··· Dataset content

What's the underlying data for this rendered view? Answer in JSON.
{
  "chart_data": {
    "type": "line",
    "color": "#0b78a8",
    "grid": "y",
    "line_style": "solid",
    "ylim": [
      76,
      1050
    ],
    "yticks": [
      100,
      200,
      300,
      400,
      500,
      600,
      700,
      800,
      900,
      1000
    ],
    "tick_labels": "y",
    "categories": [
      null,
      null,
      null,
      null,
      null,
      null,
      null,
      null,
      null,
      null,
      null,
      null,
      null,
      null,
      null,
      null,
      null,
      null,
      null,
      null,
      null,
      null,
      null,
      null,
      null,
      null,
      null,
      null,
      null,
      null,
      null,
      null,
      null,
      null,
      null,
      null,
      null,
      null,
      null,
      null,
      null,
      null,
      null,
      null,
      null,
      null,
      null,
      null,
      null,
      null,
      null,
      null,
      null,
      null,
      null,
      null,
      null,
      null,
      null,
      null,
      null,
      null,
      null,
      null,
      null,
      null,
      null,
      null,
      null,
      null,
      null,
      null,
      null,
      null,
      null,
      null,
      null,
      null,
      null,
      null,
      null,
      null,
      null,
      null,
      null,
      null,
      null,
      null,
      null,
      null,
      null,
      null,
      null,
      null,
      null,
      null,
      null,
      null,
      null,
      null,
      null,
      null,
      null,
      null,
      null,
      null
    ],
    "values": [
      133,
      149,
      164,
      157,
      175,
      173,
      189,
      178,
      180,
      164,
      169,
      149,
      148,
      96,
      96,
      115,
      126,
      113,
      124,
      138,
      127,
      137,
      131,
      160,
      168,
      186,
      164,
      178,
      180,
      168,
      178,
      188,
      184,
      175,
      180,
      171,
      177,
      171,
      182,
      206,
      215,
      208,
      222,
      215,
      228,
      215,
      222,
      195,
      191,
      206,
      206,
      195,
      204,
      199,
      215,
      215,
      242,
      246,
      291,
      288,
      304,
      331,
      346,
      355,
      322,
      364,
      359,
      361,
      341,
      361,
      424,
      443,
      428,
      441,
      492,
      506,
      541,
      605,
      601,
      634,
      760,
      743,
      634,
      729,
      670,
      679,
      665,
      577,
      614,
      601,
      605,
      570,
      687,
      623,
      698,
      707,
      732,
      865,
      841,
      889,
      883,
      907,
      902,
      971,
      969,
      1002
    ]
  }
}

······
··· Dataset content

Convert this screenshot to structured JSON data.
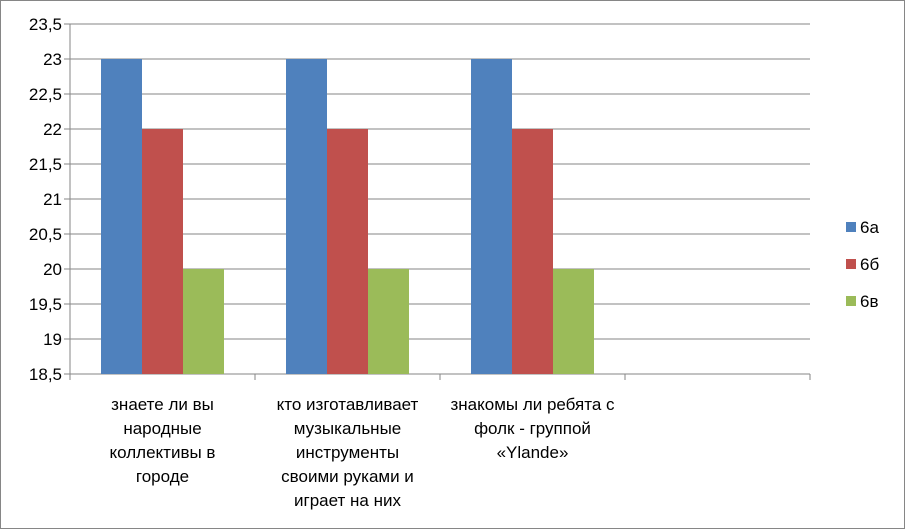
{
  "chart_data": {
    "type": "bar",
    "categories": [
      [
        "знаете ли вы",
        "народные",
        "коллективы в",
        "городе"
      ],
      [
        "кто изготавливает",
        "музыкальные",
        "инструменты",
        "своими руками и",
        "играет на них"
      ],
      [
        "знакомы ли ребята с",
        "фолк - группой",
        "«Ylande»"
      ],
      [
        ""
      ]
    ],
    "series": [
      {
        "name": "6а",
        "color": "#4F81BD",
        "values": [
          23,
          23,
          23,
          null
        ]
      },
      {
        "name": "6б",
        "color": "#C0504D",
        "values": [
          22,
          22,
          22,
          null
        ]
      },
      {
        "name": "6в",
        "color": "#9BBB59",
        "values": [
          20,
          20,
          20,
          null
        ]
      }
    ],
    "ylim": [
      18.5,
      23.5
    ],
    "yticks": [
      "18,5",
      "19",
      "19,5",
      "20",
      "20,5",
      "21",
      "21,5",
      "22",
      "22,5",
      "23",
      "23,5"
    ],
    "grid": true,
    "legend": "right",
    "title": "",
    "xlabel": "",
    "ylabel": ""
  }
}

······

Exercise description: Your task is to pick out every line with the string "this" and copy it.

Output below:
What's the underlying data for this rendered view? Answer in JSON.
Convert this screenshot to structured JSON data.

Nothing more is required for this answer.